┌──
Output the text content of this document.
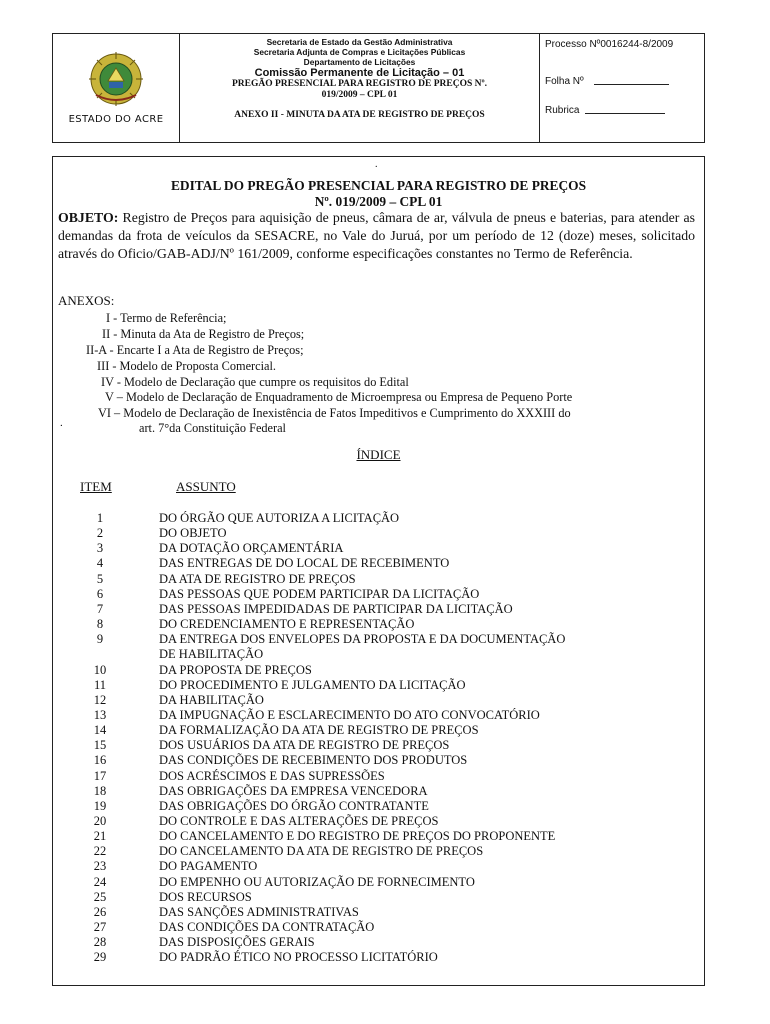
ESTADO DO ACRE
Secretaria de Estado da Gestão Administrativa
Secretaria Adjunta de Compras e Licitações Públicas
Departamento de Licitações
Comissão Permanente de Licitação – 01
PREGÃO PRESENCIAL PARA REGISTRO DE PREÇOS Nº.
019/2009 – CPL 01
ANEXO II - MINUTA DA ATA DE REGISTRO DE PREÇOS
Processo Nº0016244-8/2009
Folha Nº
Rubrica
.
EDITAL DO PREGÃO PRESENCIAL PARA REGISTRO DE PREÇOS
Nº. 019/2009 – CPL 01
OBJETO: Registro de Preços para aquisição de pneus, câmara de ar, válvula de pneus e baterias, para atender as demandas da frota de veículos da SESACRE, no Vale do Juruá, por um período de 12 (doze) meses, solicitado através do Oficio/GAB-ADJ/Nº 161/2009, conforme especificações constantes no Termo de Referência.
ANEXOS:
I - Termo de Referência;
II - Minuta da Ata de Registro de Preços;
II-A - Encarte I a Ata de Registro de Preços;
III - Modelo de Proposta Comercial.
IV - Modelo de Declaração que cumpre os requisitos do Edital
V – Modelo de Declaração de Enquadramento de Microempresa ou Empresa de Pequeno Porte
VI – Modelo de Declaração de Inexistência de Fatos Impeditivos e Cumprimento do XXXIII do
.	art. 7°da Constituição Federal
ÍNDICE
ITEM	ASSUNTO
1	DO ÓRGÃO QUE AUTORIZA A LICITAÇÃO
2	DO OBJETO
3	DA DOTAÇÃO ORÇAMENTÁRIA
4	DAS ENTREGAS DE DO LOCAL DE RECEBIMENTO
5	DA ATA DE REGISTRO DE PREÇOS
6	DAS PESSOAS QUE PODEM PARTICIPAR DA LICITAÇÃO
7	DAS PESSOAS IMPEDIDADAS DE PARTICIPAR DA LICITAÇÃO
8	DO CREDENCIAMENTO E REPRESENTAÇÃO
9	DA ENTREGA DOS ENVELOPES DA PROPOSTA E DA DOCUMENTAÇÃO
DE HABILITAÇÃO
10	DA PROPOSTA DE PREÇOS
11	DO PROCEDIMENTO E JULGAMENTO DA LICITAÇÃO
12	DA HABILITAÇÃO
13	DA IMPUGNAÇÃO E ESCLARECIMENTO DO ATO CONVOCATÓRIO
14	DA FORMALIZAÇÃO DA ATA DE REGISTRO DE PREÇOS
15	DOS USUÁRIOS DA ATA DE REGISTRO DE PREÇOS
16	DAS CONDIÇÕES DE RECEBIMENTO DOS PRODUTOS
17	DOS ACRÉSCIMOS E DAS SUPRESSÕES
18	DAS OBRIGAÇÕES DA EMPRESA VENCEDORA
19	DAS OBRIGAÇÕES DO ÓRGÃO CONTRATANTE
20	DO CONTROLE E DAS ALTERAÇÕES DE PREÇOS
21	DO CANCELAMENTO E DO REGISTRO DE PREÇOS DO PROPONENTE
22	DO CANCELAMENTO DA ATA DE REGISTRO DE PREÇOS
23	DO PAGAMENTO
24	DO EMPENHO OU AUTORIZAÇÃO DE FORNECIMENTO
25	DOS RECURSOS
26	DAS SANÇÕES ADMINISTRATIVAS
27	DAS CONDIÇÕES DA CONTRATAÇÃO
28	DAS DISPOSIÇÕES GERAIS
29	DO PADRÃO ÉTICO NO PROCESSO LICITATÓRIO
└──
_PROBLEM TO WORK ON_
Make an exact copy of the data, leaving its pictures out.

_FINAL ANSWER_
Output the text content of this document.
ESTADO DO ACRE
Secretaria de Estado da Gestão Administrativa
Secretaria Adjunta de Compras e Licitações Públicas
Departamento de Licitações
Comissão Permanente de Licitação – 01
PREGÃO PRESENCIAL PARA REGISTRO DE PREÇOS Nº.
019/2009 – CPL 01
ANEXO II - MINUTA DA ATA DE REGISTRO DE PREÇOS
Processo Nº0016244-8/2009
Folha Nº
Rubrica
.
EDITAL DO PREGÃO PRESENCIAL PARA REGISTRO DE PREÇOS
Nº. 019/2009 – CPL 01
OBJETO: Registro de Preços para aquisição de pneus, câmara de ar, válvula de pneus e baterias, para atender as demandas da frota de veículos da SESACRE, no Vale do Juruá, por um período de 12 (doze) meses, solicitado através do Oficio/GAB-ADJ/Nº 161/2009, conforme especificações constantes no Termo de Referência.
ANEXOS:
I - Termo de Referência;
II - Minuta da Ata de Registro de Preços;
II-A - Encarte I a Ata de Registro de Preços;
III - Modelo de Proposta Comercial.
IV - Modelo de Declaração que cumpre os requisitos do Edital
V – Modelo de Declaração de Enquadramento de Microempresa ou Empresa de Pequeno Porte
VI – Modelo de Declaração de Inexistência de Fatos Impeditivos e Cumprimento do XXXIII do
.	art. 7°da Constituição Federal
ÍNDICE
ITEM	ASSUNTO
1	DO ÓRGÃO QUE AUTORIZA A LICITAÇÃO
2	DO OBJETO
3	DA DOTAÇÃO ORÇAMENTÁRIA
4	DAS ENTREGAS DE DO LOCAL DE RECEBIMENTO
5	DA ATA DE REGISTRO DE PREÇOS
6	DAS PESSOAS QUE PODEM PARTICIPAR DA LICITAÇÃO
7	DAS PESSOAS IMPEDIDADAS DE PARTICIPAR DA LICITAÇÃO
8	DO CREDENCIAMENTO E REPRESENTAÇÃO
9	DA ENTREGA DOS ENVELOPES DA PROPOSTA E DA DOCUMENTAÇÃO
DE HABILITAÇÃO
10	DA PROPOSTA DE PREÇOS
11	DO PROCEDIMENTO E JULGAMENTO DA LICITAÇÃO
12	DA HABILITAÇÃO
13	DA IMPUGNAÇÃO E ESCLARECIMENTO DO ATO CONVOCATÓRIO
14	DA FORMALIZAÇÃO DA ATA DE REGISTRO DE PREÇOS
15	DOS USUÁRIOS DA ATA DE REGISTRO DE PREÇOS
16	DAS CONDIÇÕES DE RECEBIMENTO DOS PRODUTOS
17	DOS ACRÉSCIMOS E DAS SUPRESSÕES
18	DAS OBRIGAÇÕES DA EMPRESA VENCEDORA
19	DAS OBRIGAÇÕES DO ÓRGÃO CONTRATANTE
20	DO CONTROLE E DAS ALTERAÇÕES DE PREÇOS
21	DO CANCELAMENTO E DO REGISTRO DE PREÇOS DO PROPONENTE
22	DO CANCELAMENTO DA ATA DE REGISTRO DE PREÇOS
23	DO PAGAMENTO
24	DO EMPENHO OU AUTORIZAÇÃO DE FORNECIMENTO
25	DOS RECURSOS
26	DAS SANÇÕES ADMINISTRATIVAS
27	DAS CONDIÇÕES DA CONTRATAÇÃO
28	DAS DISPOSIÇÕES GERAIS
29	DO PADRÃO ÉTICO NO PROCESSO LICITATÓRIO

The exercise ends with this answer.